● Set exercise: Here are some records; return them all exactly.

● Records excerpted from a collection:
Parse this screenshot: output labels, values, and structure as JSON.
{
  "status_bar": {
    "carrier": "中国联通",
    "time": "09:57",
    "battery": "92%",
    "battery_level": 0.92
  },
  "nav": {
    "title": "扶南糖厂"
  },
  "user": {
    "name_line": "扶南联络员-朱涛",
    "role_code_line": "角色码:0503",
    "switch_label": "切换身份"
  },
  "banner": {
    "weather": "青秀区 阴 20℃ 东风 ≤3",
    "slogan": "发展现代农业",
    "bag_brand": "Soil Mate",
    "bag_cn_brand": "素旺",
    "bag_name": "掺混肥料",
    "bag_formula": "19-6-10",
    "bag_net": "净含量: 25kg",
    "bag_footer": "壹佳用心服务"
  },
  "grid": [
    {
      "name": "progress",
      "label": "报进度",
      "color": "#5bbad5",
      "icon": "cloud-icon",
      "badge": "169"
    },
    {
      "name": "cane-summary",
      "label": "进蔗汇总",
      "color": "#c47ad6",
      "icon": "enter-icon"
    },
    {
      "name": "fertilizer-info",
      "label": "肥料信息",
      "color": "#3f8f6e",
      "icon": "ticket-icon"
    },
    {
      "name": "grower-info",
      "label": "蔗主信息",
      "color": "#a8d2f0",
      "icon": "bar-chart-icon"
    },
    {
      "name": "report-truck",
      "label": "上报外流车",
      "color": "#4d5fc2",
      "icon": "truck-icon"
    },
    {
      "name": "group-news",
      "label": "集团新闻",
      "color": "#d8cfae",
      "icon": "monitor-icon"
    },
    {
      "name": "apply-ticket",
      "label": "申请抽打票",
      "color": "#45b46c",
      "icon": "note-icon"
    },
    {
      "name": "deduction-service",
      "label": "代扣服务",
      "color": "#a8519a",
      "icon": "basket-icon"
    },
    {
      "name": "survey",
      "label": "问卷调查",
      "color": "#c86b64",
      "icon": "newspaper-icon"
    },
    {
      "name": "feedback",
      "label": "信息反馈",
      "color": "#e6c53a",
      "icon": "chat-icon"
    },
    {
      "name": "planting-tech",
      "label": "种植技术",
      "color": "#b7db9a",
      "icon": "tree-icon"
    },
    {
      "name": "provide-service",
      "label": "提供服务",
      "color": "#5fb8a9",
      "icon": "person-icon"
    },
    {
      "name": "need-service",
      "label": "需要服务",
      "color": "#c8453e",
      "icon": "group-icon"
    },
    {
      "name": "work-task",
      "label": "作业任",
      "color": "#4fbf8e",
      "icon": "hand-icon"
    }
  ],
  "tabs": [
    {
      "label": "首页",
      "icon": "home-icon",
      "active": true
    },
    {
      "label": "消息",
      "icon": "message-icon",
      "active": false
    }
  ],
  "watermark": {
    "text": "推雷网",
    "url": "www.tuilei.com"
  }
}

● Final result:
Parse this screenshot: output labels, values, and structure as JSON.
{
  "status_bar": {
    "carrier": "中国联通",
    "time": "09:57",
    "battery": "92%",
    "battery_level": 0.92
  },
  "nav": {
    "title": "扶南糖厂"
  },
  "user": {
    "name_line": "扶南联络员-朱涛",
    "role_code_line": "角色码:0503",
    "switch_label": "切换身份"
  },
  "banner": {
    "weather": "青秀区 阴 20℃ 东风 ≤3",
    "slogan": "发展现代农业",
    "bag_brand": "Soil Mate",
    "bag_cn_brand": "素旺",
    "bag_name": "掺混肥料",
    "bag_formula": "19-6-10",
    "bag_net": "净含量: 25kg",
    "bag_footer": "壹佳用心服务"
  },
  "grid": [
    {
      "name": "progress",
      "label": "报进度",
      "color": "#5bbad5",
      "icon": "cloud-icon",
      "badge": "169"
    },
    {
      "name": "cane-summary",
      "label": "进蔗汇总",
      "color": "#c47ad6",
      "icon": "enter-icon"
    },
    {
      "name": "fertilizer-info",
      "label": "肥料信息",
      "color": "#3f8f6e",
      "icon": "ticket-icon"
    },
    {
      "name": "grower-info",
      "label": "蔗主信息",
      "color": "#a8d2f0",
      "icon": "bar-chart-icon"
    },
    {
      "name": "report-truck",
      "label": "上报外流车",
      "color": "#4d5fc2",
      "icon": "truck-icon"
    },
    {
      "name": "group-news",
      "label": "集团新闻",
      "color": "#d8cfae",
      "icon": "monitor-icon"
    },
    {
      "name": "apply-ticket",
      "label": "申请抽打票",
      "color": "#45b46c",
      "icon": "note-icon"
    },
    {
      "name": "deduction-service",
      "label": "代扣服务",
      "color": "#a8519a",
      "icon": "basket-icon"
    },
    {
      "name": "survey",
      "label": "问卷调查",
      "color": "#c86b64",
      "icon": "newspaper-icon"
    },
    {
      "name": "feedback",
      "label": "信息反馈",
      "color": "#e6c53a",
      "icon": "chat-icon"
    },
    {
      "name": "planting-tech",
      "label": "种植技术",
      "color": "#b7db9a",
      "icon": "tree-icon"
    },
    {
      "name": "provide-service",
      "label": "提供服务",
      "color": "#5fb8a9",
      "icon": "person-icon"
    },
    {
      "name": "need-service",
      "label": "需要服务",
      "color": "#c8453e",
      "icon": "group-icon"
    },
    {
      "name": "work-task",
      "label": "作业任",
      "color": "#4fbf8e",
      "icon": "hand-icon"
    }
  ],
  "tabs": [
    {
      "label": "首页",
      "icon": "home-icon",
      "active": true
    },
    {
      "label": "消息",
      "icon": "message-icon",
      "active": false
    }
  ],
  "watermark": {
    "text": "推雷网",
    "url": "www.tuilei.com"
  }
}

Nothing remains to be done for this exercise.